Start of Dataset content

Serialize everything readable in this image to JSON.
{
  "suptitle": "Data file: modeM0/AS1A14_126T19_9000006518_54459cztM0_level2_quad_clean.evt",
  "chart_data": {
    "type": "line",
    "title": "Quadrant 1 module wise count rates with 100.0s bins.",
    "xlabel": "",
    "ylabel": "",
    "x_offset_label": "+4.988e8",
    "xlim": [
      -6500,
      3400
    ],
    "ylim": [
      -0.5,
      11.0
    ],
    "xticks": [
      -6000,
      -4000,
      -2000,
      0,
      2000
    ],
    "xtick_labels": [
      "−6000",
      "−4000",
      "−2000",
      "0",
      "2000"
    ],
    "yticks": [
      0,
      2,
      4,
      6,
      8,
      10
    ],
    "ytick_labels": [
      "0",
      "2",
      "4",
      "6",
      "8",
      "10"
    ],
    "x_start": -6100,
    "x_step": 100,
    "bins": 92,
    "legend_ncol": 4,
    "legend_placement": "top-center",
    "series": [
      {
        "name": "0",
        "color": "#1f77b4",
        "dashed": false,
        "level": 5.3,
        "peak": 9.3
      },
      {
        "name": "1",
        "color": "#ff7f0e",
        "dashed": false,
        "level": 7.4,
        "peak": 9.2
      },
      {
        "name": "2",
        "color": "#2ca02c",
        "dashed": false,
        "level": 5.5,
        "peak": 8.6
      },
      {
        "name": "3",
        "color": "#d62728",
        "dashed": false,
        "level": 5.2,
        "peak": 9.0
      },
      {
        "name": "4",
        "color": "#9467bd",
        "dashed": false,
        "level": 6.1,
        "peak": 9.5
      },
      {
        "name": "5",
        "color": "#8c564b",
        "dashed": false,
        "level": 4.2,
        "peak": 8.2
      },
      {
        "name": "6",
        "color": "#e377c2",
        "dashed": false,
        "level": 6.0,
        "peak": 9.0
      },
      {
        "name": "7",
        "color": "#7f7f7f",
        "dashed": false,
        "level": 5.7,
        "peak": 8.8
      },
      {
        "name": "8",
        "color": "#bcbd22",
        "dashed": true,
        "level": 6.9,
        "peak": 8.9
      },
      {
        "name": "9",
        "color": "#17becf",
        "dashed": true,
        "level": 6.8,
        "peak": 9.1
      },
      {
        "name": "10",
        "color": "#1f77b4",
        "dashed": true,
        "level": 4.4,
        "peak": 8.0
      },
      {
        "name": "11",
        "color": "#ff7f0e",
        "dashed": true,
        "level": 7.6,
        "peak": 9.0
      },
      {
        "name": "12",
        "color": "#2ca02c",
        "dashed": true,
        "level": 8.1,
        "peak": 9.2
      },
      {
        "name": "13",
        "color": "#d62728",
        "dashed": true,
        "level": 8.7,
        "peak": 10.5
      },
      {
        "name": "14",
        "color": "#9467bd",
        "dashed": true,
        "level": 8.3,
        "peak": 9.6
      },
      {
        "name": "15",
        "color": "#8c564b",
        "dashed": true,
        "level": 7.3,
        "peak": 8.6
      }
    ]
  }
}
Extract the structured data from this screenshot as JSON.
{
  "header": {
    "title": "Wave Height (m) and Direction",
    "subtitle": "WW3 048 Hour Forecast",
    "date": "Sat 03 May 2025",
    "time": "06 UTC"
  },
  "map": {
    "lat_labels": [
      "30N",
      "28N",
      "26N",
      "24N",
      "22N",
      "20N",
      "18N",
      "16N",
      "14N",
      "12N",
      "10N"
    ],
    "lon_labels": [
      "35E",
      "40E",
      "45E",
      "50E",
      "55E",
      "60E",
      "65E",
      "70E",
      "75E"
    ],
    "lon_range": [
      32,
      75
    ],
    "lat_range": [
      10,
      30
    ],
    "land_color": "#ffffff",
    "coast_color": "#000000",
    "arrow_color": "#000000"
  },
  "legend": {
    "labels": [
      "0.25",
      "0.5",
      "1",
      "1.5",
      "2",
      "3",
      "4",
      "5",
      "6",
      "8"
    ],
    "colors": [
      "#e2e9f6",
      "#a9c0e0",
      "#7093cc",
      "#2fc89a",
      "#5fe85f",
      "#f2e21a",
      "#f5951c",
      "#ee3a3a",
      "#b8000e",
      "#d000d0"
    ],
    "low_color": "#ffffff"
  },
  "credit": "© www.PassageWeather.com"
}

End of Dataset content

Exercise task:
Return all the data exactly as given.

Exercise answer:
Serialize everything readable in this image to JSON.
{
  "suptitle": "Data file: modeM0/AS1A14_126T19_9000006518_54459cztM0_level2_quad_clean.evt",
  "chart_data": {
    "type": "line",
    "title": "Quadrant 1 module wise count rates with 100.0s bins.",
    "xlabel": "",
    "ylabel": "",
    "x_offset_label": "+4.988e8",
    "xlim": [
      -6500,
      3400
    ],
    "ylim": [
      -0.5,
      11.0
    ],
    "xticks": [
      -6000,
      -4000,
      -2000,
      0,
      2000
    ],
    "xtick_labels": [
      "−6000",
      "−4000",
      "−2000",
      "0",
      "2000"
    ],
    "yticks": [
      0,
      2,
      4,
      6,
      8,
      10
    ],
    "ytick_labels": [
      "0",
      "2",
      "4",
      "6",
      "8",
      "10"
    ],
    "x_start": -6100,
    "x_step": 100,
    "bins": 92,
    "legend_ncol": 4,
    "legend_placement": "top-center",
    "series": [
      {
        "name": "0",
        "color": "#1f77b4",
        "dashed": false,
        "level": 5.3,
        "peak": 9.3
      },
      {
        "name": "1",
        "color": "#ff7f0e",
        "dashed": false,
        "level": 7.4,
        "peak": 9.2
      },
      {
        "name": "2",
        "color": "#2ca02c",
        "dashed": false,
        "level": 5.5,
        "peak": 8.6
      },
      {
        "name": "3",
        "color": "#d62728",
        "dashed": false,
        "level": 5.2,
        "peak": 9.0
      },
      {
        "name": "4",
        "color": "#9467bd",
        "dashed": false,
        "level": 6.1,
        "peak": 9.5
      },
      {
        "name": "5",
        "color": "#8c564b",
        "dashed": false,
        "level": 4.2,
        "peak": 8.2
      },
      {
        "name": "6",
        "color": "#e377c2",
        "dashed": false,
        "level": 6.0,
        "peak": 9.0
      },
      {
        "name": "7",
        "color": "#7f7f7f",
        "dashed": false,
        "level": 5.7,
        "peak": 8.8
      },
      {
        "name": "8",
        "color": "#bcbd22",
        "dashed": true,
        "level": 6.9,
        "peak": 8.9
      },
      {
        "name": "9",
        "color": "#17becf",
        "dashed": true,
        "level": 6.8,
        "peak": 9.1
      },
      {
        "name": "10",
        "color": "#1f77b4",
        "dashed": true,
        "level": 4.4,
        "peak": 8.0
      },
      {
        "name": "11",
        "color": "#ff7f0e",
        "dashed": true,
        "level": 7.6,
        "peak": 9.0
      },
      {
        "name": "12",
        "color": "#2ca02c",
        "dashed": true,
        "level": 8.1,
        "peak": 9.2
      },
      {
        "name": "13",
        "color": "#d62728",
        "dashed": true,
        "level": 8.7,
        "peak": 10.5
      },
      {
        "name": "14",
        "color": "#9467bd",
        "dashed": true,
        "level": 8.3,
        "peak": 9.6
      },
      {
        "name": "15",
        "color": "#8c564b",
        "dashed": true,
        "level": 7.3,
        "peak": 8.6
      }
    ]
  }
}
Extract the structured data from this screenshot as JSON.
{
  "header": {
    "title": "Wave Height (m) and Direction",
    "subtitle": "WW3 048 Hour Forecast",
    "date": "Sat 03 May 2025",
    "time": "06 UTC"
  },
  "map": {
    "lat_labels": [
      "30N",
      "28N",
      "26N",
      "24N",
      "22N",
      "20N",
      "18N",
      "16N",
      "14N",
      "12N",
      "10N"
    ],
    "lon_labels": [
      "35E",
      "40E",
      "45E",
      "50E",
      "55E",
      "60E",
      "65E",
      "70E",
      "75E"
    ],
    "lon_range": [
      32,
      75
    ],
    "lat_range": [
      10,
      30
    ],
    "land_color": "#ffffff",
    "coast_color": "#000000",
    "arrow_color": "#000000"
  },
  "legend": {
    "labels": [
      "0.25",
      "0.5",
      "1",
      "1.5",
      "2",
      "3",
      "4",
      "5",
      "6",
      "8"
    ],
    "colors": [
      "#e2e9f6",
      "#a9c0e0",
      "#7093cc",
      "#2fc89a",
      "#5fe85f",
      "#f2e21a",
      "#f5951c",
      "#ee3a3a",
      "#b8000e",
      "#d000d0"
    ],
    "low_color": "#ffffff"
  },
  "credit": "© www.PassageWeather.com"
}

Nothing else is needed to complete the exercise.